[Items from a dataset]
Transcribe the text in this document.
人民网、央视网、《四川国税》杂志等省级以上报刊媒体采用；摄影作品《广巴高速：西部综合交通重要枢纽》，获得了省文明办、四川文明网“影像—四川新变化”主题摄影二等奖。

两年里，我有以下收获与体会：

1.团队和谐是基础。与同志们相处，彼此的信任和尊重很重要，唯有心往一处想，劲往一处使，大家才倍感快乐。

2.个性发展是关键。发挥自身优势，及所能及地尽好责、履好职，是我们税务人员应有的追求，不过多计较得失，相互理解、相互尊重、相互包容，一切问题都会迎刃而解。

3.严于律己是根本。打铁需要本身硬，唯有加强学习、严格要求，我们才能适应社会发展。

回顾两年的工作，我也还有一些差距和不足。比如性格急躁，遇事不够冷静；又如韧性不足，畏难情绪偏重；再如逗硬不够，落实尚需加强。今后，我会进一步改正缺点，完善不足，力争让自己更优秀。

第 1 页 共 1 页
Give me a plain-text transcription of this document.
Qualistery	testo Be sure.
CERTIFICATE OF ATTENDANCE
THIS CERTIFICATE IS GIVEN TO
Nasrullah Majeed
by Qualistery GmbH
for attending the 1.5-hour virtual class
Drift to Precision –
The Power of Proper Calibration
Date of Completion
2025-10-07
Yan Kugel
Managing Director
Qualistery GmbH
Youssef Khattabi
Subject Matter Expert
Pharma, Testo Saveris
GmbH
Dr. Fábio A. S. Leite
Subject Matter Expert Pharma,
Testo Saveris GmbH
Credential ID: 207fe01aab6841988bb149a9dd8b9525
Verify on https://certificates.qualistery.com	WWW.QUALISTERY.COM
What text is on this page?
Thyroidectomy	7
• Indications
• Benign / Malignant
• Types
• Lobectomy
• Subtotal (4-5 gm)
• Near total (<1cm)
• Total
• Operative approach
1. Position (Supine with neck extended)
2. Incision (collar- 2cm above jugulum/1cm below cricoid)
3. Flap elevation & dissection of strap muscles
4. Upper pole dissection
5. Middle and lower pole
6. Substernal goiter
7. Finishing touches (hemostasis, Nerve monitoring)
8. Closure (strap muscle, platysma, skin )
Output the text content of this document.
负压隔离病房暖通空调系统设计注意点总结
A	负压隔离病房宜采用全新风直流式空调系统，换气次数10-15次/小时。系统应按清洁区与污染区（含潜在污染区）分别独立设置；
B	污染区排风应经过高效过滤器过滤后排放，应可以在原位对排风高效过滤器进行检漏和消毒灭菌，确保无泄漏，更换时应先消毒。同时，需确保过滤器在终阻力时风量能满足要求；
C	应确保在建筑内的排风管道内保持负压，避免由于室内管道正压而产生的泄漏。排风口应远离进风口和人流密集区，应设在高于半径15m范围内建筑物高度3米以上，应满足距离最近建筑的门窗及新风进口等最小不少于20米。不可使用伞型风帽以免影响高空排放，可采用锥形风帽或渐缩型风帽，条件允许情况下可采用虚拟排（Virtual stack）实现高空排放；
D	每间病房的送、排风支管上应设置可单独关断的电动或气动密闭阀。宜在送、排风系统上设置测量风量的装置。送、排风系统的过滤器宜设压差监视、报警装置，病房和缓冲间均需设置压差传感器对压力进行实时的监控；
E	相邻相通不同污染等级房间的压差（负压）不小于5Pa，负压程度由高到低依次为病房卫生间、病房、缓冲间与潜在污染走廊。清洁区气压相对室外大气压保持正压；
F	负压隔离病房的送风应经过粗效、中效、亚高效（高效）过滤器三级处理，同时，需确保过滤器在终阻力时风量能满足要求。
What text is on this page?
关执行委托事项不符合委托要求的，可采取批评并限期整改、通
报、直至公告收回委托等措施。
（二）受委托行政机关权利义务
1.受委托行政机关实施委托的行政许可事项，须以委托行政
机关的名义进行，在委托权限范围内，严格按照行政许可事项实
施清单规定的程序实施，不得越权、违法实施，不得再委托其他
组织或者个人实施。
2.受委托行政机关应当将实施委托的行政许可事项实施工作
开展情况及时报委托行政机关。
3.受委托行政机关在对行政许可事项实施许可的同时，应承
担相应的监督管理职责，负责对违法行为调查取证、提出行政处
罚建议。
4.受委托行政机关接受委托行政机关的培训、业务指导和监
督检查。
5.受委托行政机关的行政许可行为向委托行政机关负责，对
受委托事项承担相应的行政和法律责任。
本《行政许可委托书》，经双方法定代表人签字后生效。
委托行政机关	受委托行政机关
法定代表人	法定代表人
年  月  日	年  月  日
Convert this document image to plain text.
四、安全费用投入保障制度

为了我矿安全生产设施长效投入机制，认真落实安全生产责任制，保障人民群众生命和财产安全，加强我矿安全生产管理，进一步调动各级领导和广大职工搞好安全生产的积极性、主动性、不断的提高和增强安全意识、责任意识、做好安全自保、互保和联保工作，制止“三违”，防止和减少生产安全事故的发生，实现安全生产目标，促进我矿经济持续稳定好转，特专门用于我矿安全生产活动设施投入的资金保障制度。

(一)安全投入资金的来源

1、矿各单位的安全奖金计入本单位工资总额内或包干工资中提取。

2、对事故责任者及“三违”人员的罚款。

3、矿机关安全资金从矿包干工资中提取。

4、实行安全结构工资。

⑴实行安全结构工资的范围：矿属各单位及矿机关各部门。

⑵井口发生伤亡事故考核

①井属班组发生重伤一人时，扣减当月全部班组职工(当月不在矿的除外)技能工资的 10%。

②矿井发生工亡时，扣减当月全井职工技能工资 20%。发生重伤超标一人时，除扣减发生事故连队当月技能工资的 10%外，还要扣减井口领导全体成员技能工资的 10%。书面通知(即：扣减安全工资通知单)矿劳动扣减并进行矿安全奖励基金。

## Description of the task:
Search the data for the string "Subject" and copy each line where it appears.

## The reply:
Subject Matter Expert
Subject Matter Expert Pharma,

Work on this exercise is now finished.